Your instructions: All entries must be repeated exactly; do not include the pictures.

Listed records:
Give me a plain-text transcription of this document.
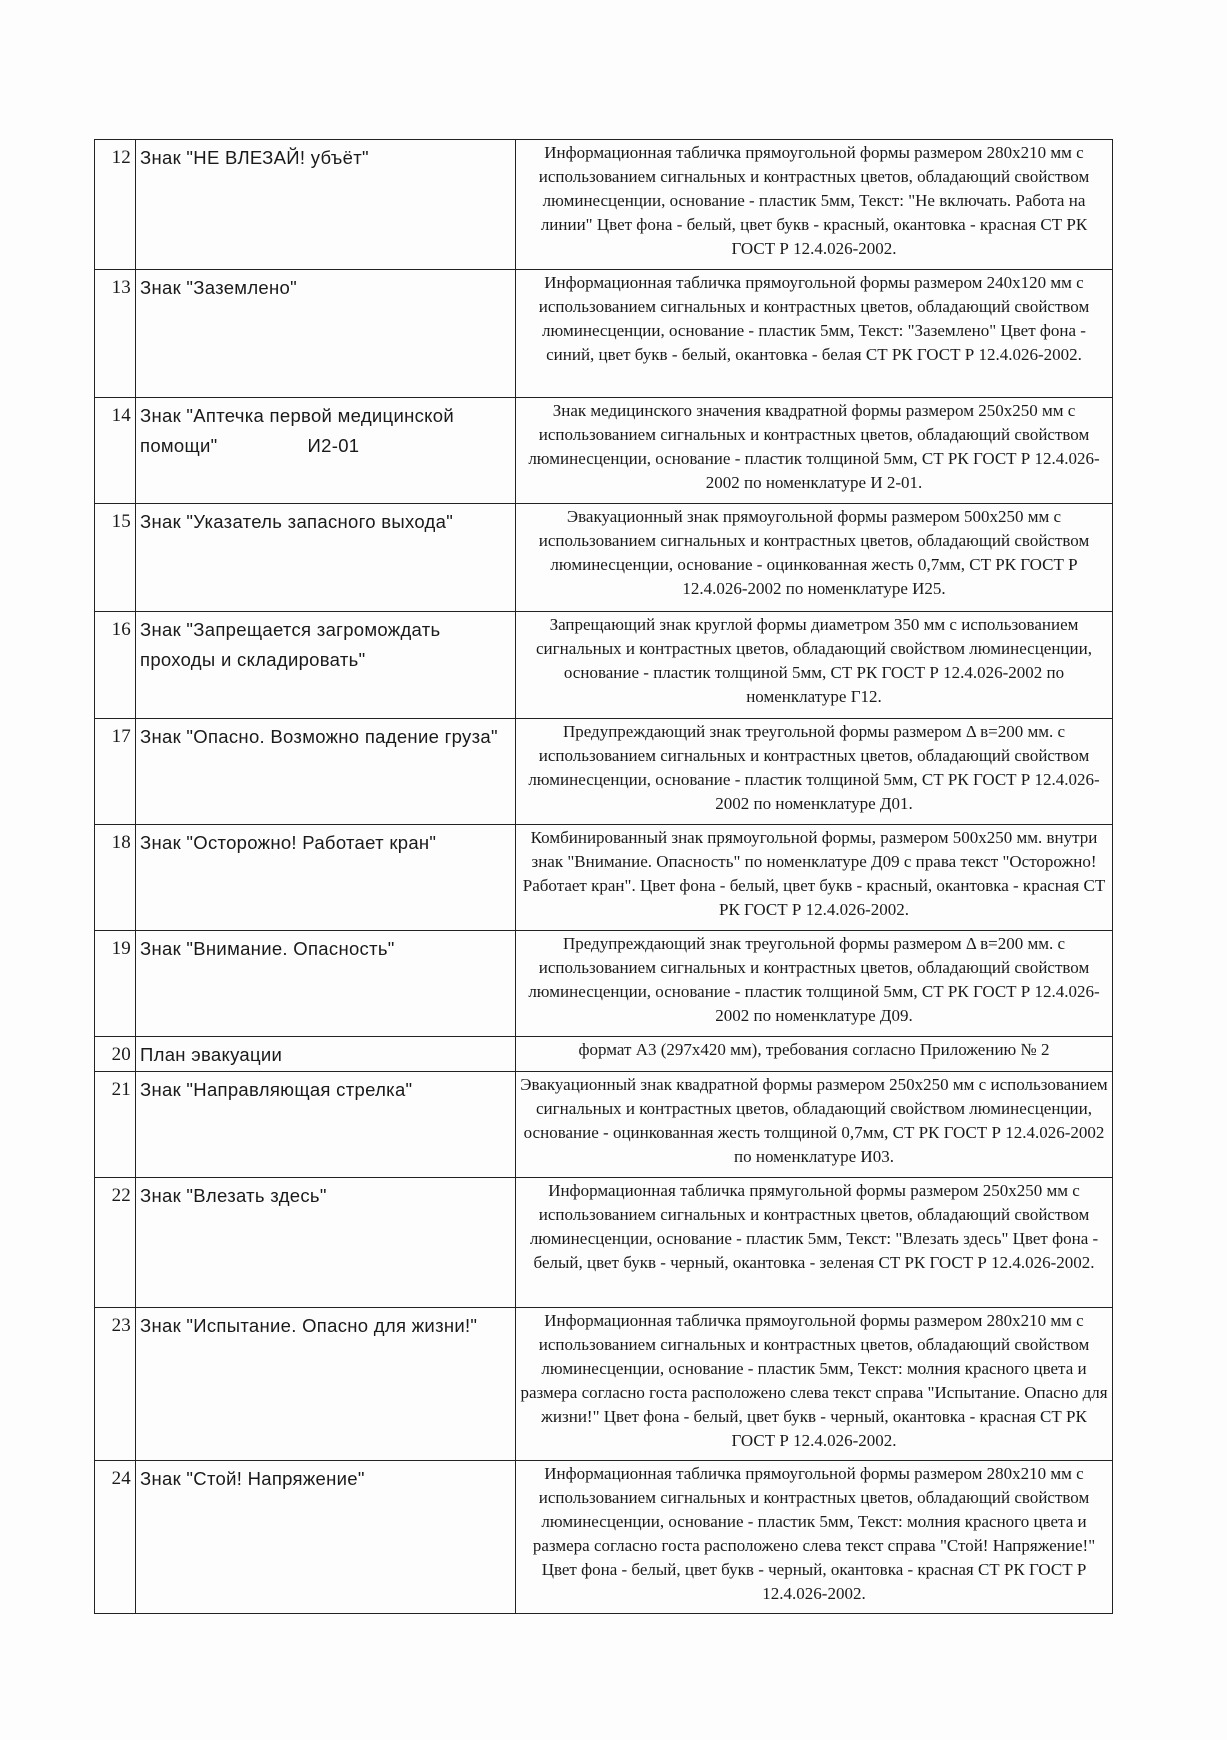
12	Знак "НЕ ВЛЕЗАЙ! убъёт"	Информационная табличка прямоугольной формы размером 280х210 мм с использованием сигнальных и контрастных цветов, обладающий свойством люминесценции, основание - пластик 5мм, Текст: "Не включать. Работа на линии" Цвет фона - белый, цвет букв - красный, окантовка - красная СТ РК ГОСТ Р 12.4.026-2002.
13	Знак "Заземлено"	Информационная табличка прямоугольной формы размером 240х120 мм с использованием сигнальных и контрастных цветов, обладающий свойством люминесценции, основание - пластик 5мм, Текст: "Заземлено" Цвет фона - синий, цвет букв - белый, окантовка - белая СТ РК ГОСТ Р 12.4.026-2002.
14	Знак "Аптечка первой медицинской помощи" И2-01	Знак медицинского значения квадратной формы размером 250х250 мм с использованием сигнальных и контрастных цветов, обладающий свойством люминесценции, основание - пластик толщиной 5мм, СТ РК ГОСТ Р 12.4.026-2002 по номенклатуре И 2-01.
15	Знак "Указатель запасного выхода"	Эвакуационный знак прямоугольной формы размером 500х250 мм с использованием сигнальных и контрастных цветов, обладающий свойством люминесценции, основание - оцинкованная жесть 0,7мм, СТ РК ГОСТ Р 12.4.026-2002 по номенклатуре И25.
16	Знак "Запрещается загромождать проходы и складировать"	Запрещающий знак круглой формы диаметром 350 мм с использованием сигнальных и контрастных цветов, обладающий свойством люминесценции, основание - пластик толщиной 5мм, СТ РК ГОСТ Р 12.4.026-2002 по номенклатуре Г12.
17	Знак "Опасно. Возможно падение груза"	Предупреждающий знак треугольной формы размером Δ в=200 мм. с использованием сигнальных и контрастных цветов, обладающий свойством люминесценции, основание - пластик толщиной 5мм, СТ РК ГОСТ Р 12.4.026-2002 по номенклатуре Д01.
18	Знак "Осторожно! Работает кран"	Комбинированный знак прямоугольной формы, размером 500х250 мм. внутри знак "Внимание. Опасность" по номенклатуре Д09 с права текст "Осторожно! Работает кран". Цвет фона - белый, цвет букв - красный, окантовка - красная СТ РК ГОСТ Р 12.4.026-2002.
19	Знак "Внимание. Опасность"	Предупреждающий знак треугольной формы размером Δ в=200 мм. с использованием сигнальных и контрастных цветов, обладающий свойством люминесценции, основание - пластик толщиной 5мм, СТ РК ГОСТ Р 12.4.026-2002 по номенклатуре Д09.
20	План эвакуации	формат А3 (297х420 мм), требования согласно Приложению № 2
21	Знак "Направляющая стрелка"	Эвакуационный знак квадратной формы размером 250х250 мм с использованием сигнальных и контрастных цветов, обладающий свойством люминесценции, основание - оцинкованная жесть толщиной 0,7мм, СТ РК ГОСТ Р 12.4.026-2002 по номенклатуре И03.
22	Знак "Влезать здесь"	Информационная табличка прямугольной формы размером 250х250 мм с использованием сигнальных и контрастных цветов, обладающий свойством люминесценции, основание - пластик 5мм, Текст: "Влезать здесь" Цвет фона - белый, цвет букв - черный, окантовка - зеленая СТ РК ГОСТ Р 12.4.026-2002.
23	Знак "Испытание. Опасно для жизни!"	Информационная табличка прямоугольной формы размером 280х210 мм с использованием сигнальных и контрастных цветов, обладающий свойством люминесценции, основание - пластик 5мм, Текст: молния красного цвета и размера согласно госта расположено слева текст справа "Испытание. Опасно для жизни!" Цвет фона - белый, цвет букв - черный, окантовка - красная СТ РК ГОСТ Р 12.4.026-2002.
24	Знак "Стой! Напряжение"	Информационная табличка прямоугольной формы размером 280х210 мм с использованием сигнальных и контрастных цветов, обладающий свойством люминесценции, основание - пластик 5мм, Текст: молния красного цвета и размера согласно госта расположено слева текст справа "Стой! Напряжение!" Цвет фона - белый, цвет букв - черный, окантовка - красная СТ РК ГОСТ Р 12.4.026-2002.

Response:
Give me a plain-text transcription of this document.
12	Знак "НЕ ВЛЕЗАЙ! убъёт"	Информационная табличка прямоугольной формы размером 280х210 мм с использованием сигнальных и контрастных цветов, обладающий свойством люминесценции, основание - пластик 5мм, Текст: "Не включать. Работа на линии" Цвет фона - белый, цвет букв - красный, окантовка - красная СТ РК ГОСТ Р 12.4.026-2002.
13	Знак "Заземлено"	Информационная табличка прямоугольной формы размером 240х120 мм с использованием сигнальных и контрастных цветов, обладающий свойством люминесценции, основание - пластик 5мм, Текст: "Заземлено" Цвет фона - синий, цвет букв - белый, окантовка - белая СТ РК ГОСТ Р 12.4.026-2002.
14	Знак "Аптечка первой медицинской помощи" И2-01	Знак медицинского значения квадратной формы размером 250х250 мм с использованием сигнальных и контрастных цветов, обладающий свойством люминесценции, основание - пластик толщиной 5мм, СТ РК ГОСТ Р 12.4.026-2002 по номенклатуре И 2-01.
15	Знак "Указатель запасного выхода"	Эвакуационный знак прямоугольной формы размером 500х250 мм с использованием сигнальных и контрастных цветов, обладающий свойством люминесценции, основание - оцинкованная жесть 0,7мм, СТ РК ГОСТ Р 12.4.026-2002 по номенклатуре И25.
16	Знак "Запрещается загромождать проходы и складировать"	Запрещающий знак круглой формы диаметром 350 мм с использованием сигнальных и контрастных цветов, обладающий свойством люминесценции, основание - пластик толщиной 5мм, СТ РК ГОСТ Р 12.4.026-2002 по номенклатуре Г12.
17	Знак "Опасно. Возможно падение груза"	Предупреждающий знак треугольной формы размером Δ в=200 мм. с использованием сигнальных и контрастных цветов, обладающий свойством люминесценции, основание - пластик толщиной 5мм, СТ РК ГОСТ Р 12.4.026-2002 по номенклатуре Д01.
18	Знак "Осторожно! Работает кран"	Комбинированный знак прямоугольной формы, размером 500х250 мм. внутри знак "Внимание. Опасность" по номенклатуре Д09 с права текст "Осторожно! Работает кран". Цвет фона - белый, цвет букв - красный, окантовка - красная СТ РК ГОСТ Р 12.4.026-2002.
19	Знак "Внимание. Опасность"	Предупреждающий знак треугольной формы размером Δ в=200 мм. с использованием сигнальных и контрастных цветов, обладающий свойством люминесценции, основание - пластик толщиной 5мм, СТ РК ГОСТ Р 12.4.026-2002 по номенклатуре Д09.
20	План эвакуации	формат А3 (297х420 мм), требования согласно Приложению № 2
21	Знак "Направляющая стрелка"	Эвакуационный знак квадратной формы размером 250х250 мм с использованием сигнальных и контрастных цветов, обладающий свойством люминесценции, основание - оцинкованная жесть толщиной 0,7мм, СТ РК ГОСТ Р 12.4.026-2002 по номенклатуре И03.
22	Знак "Влезать здесь"	Информационная табличка прямугольной формы размером 250х250 мм с использованием сигнальных и контрастных цветов, обладающий свойством люминесценции, основание - пластик 5мм, Текст: "Влезать здесь" Цвет фона - белый, цвет букв - черный, окантовка - зеленая СТ РК ГОСТ Р 12.4.026-2002.
23	Знак "Испытание. Опасно для жизни!"	Информационная табличка прямоугольной формы размером 280х210 мм с использованием сигнальных и контрастных цветов, обладающий свойством люминесценции, основание - пластик 5мм, Текст: молния красного цвета и размера согласно госта расположено слева текст справа "Испытание. Опасно для жизни!" Цвет фона - белый, цвет букв - черный, окантовка - красная СТ РК ГОСТ Р 12.4.026-2002.
24	Знак "Стой! Напряжение"	Информационная табличка прямоугольной формы размером 280х210 мм с использованием сигнальных и контрастных цветов, обладающий свойством люминесценции, основание - пластик 5мм, Текст: молния красного цвета и размера согласно госта расположено слева текст справа "Стой! Напряжение!" Цвет фона - белый, цвет букв - черный, окантовка - красная СТ РК ГОСТ Р 12.4.026-2002.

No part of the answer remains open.